*Prompt*: Every line that holds the string "highlight" is to be identified and copied.

(Data entries for graphics)
----
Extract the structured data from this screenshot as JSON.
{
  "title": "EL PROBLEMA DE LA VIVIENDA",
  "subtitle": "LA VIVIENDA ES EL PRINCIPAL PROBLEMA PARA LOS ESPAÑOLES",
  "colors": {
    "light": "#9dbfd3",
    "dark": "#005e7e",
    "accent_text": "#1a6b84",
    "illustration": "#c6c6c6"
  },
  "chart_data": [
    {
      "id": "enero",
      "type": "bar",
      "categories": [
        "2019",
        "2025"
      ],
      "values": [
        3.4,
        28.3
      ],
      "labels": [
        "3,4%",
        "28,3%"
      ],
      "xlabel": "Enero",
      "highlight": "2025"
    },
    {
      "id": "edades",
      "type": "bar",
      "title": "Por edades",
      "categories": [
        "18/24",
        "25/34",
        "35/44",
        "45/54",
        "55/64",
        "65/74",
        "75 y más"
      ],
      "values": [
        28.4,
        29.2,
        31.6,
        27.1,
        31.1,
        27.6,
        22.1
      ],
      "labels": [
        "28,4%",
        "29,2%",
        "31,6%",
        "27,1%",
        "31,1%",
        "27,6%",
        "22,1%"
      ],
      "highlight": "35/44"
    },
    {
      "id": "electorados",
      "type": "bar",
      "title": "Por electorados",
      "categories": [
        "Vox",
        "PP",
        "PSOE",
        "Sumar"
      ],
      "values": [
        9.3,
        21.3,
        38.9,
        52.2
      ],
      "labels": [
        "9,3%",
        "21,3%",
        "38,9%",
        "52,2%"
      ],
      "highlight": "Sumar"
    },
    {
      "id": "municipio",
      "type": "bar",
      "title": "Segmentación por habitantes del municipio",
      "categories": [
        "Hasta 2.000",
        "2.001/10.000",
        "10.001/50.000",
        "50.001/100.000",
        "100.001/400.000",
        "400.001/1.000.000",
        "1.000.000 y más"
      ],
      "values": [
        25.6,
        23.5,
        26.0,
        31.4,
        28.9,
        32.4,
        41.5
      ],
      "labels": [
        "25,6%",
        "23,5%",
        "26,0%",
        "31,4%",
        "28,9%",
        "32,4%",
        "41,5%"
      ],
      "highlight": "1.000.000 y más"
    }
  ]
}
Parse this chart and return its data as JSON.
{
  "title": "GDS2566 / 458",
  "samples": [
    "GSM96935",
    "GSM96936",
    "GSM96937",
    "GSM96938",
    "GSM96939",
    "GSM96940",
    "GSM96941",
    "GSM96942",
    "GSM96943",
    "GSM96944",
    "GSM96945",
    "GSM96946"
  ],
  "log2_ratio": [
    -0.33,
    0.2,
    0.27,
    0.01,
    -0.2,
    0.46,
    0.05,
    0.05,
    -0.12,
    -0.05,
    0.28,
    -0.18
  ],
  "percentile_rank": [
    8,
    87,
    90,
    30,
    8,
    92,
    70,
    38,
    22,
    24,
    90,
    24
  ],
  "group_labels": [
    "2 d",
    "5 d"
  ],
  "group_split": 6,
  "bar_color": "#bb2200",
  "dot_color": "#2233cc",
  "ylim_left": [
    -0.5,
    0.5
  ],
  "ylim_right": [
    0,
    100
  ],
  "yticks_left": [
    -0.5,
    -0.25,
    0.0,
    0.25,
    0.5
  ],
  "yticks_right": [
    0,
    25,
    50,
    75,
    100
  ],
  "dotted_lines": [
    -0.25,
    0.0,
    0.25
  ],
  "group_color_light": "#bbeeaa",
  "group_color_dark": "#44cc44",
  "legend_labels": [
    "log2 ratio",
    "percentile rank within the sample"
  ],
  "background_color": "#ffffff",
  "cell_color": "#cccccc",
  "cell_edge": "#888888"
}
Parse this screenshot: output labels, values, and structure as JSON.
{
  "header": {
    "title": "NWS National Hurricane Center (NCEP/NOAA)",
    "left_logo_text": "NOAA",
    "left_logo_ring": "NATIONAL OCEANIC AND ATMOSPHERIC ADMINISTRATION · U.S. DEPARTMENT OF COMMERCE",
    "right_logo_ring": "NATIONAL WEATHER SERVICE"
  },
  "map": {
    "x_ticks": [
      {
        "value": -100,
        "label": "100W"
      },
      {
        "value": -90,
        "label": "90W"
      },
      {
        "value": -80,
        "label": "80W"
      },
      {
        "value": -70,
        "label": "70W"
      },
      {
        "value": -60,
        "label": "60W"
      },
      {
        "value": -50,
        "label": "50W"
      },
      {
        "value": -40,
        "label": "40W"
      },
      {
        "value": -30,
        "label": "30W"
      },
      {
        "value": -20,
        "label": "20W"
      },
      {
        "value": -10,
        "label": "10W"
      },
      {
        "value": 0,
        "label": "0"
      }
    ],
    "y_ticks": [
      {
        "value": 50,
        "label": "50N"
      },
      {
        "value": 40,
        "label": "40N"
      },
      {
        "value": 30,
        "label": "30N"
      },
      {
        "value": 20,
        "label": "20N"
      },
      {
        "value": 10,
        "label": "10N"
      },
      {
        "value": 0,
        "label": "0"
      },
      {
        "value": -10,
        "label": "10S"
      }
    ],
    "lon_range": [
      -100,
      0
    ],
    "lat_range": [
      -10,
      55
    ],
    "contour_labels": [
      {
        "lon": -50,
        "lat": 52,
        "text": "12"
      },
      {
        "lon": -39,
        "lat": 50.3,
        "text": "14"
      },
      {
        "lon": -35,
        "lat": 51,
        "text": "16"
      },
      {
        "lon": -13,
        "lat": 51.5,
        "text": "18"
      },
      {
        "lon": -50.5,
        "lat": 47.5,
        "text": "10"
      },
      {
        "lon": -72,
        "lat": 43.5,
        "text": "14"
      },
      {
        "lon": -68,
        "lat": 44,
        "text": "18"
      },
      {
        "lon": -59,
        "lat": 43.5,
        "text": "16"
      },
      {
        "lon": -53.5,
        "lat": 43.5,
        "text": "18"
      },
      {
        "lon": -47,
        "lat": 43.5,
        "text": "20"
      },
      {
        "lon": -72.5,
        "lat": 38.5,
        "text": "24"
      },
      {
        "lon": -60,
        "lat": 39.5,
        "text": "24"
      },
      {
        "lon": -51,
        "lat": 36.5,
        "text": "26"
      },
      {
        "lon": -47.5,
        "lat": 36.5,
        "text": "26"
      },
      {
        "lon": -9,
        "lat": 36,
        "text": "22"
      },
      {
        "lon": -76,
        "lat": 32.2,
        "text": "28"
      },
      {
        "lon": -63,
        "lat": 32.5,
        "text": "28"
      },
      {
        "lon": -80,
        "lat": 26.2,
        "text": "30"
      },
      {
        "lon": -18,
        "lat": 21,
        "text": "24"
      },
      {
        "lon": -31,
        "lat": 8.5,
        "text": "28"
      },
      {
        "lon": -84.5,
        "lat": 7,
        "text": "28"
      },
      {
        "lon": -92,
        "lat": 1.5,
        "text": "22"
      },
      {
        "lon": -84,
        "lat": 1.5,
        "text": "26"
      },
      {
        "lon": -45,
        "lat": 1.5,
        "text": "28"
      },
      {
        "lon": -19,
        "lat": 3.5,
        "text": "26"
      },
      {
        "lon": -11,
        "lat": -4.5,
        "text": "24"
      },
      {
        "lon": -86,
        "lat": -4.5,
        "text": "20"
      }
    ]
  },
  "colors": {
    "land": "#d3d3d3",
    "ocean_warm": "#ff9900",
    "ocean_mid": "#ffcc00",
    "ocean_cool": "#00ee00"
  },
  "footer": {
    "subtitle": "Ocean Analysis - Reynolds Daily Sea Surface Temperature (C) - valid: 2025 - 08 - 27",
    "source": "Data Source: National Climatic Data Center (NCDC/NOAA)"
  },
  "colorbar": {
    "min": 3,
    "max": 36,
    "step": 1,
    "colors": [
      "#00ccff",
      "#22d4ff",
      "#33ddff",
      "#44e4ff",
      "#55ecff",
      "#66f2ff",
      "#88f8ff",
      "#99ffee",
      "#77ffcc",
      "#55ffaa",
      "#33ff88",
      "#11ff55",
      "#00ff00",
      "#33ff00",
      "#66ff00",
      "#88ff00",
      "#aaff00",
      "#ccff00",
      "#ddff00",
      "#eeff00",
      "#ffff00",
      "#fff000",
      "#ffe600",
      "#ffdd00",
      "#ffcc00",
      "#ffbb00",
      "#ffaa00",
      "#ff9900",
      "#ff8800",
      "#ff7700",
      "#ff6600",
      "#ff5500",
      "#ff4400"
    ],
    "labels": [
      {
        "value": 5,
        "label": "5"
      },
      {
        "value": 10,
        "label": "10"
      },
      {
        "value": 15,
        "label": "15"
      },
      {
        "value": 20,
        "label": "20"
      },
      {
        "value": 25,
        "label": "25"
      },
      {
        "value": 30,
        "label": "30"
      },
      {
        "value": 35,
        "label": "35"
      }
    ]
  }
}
----
*Complete output*:
      "highlight": "2025"
      "highlight": "35/44"
      "highlight": "Sumar"
      "highlight": "1.000.000 y más"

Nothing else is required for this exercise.